> _Exercise aim_
Retype each record shown below, leaving every character as it is.

> _Dataset_
┄┄┄┄┄┄┄┄┄┄┄┄┄┄┄┄┄┄┄┄

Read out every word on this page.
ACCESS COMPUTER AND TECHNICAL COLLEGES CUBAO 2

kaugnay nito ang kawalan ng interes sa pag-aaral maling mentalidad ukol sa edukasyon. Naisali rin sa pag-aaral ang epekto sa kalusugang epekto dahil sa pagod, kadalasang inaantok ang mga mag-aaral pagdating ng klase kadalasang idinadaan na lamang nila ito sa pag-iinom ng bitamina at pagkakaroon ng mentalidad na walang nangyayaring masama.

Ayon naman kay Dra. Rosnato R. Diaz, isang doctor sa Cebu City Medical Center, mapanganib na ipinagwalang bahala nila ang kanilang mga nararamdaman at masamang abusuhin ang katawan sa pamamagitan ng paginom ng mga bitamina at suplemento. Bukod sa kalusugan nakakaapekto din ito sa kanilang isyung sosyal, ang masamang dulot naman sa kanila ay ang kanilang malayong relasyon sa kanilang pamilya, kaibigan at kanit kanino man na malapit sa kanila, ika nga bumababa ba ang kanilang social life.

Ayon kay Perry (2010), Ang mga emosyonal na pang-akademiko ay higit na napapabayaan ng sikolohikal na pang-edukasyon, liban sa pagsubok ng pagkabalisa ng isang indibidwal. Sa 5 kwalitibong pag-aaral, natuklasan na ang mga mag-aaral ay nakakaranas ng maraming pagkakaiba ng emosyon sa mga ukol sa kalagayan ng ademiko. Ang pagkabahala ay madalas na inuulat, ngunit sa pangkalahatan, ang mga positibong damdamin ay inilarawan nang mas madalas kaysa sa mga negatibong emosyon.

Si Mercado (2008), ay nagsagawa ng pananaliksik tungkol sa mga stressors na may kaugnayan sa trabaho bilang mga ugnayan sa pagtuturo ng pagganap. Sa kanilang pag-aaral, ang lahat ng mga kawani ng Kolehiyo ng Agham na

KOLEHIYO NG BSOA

┄┄┄┄┄┄┄┄┄┄┄┄┄┄┄┄┄┄┄┄

> _Reply_
Read out every word on this page.
ACCESS COMPUTER AND TECHNICAL COLLEGES CUBAO 2

kaugnay nito ang kawalan ng interes sa pag-aaral maling mentalidad ukol sa edukasyon. Naisali rin sa pag-aaral ang epekto sa kalusugang epekto dahil sa pagod, kadalasang inaantok ang mga mag-aaral pagdating ng klase kadalasang idinadaan na lamang nila ito sa pag-iinom ng bitamina at pagkakaroon ng mentalidad na walang nangyayaring masama.

Ayon naman kay Dra. Rosnato R. Diaz, isang doctor sa Cebu City Medical Center, mapanganib na ipinagwalang bahala nila ang kanilang mga nararamdaman at masamang abusuhin ang katawan sa pamamagitan ng paginom ng mga bitamina at suplemento. Bukod sa kalusugan nakakaapekto din ito sa kanilang isyung sosyal, ang masamang dulot naman sa kanila ay ang kanilang malayong relasyon sa kanilang pamilya, kaibigan at kanit kanino man na malapit sa kanila, ika nga bumababa ba ang kanilang social life.

Ayon kay Perry (2010), Ang mga emosyonal na pang-akademiko ay higit na napapabayaan ng sikolohikal na pang-edukasyon, liban sa pagsubok ng pagkabalisa ng isang indibidwal. Sa 5 kwalitibong pag-aaral, natuklasan na ang mga mag-aaral ay nakakaranas ng maraming pagkakaiba ng emosyon sa mga ukol sa kalagayan ng ademiko. Ang pagkabahala ay madalas na inuulat, ngunit sa pangkalahatan, ang mga positibong damdamin ay inilarawan nang mas madalas kaysa sa mga negatibong emosyon.

Si Mercado (2008), ay nagsagawa ng pananaliksik tungkol sa mga stressors na may kaugnayan sa trabaho bilang mga ugnayan sa pagtuturo ng pagganap. Sa kanilang pag-aaral, ang lahat ng mga kawani ng Kolehiyo ng Agham na

KOLEHIYO NG BSOA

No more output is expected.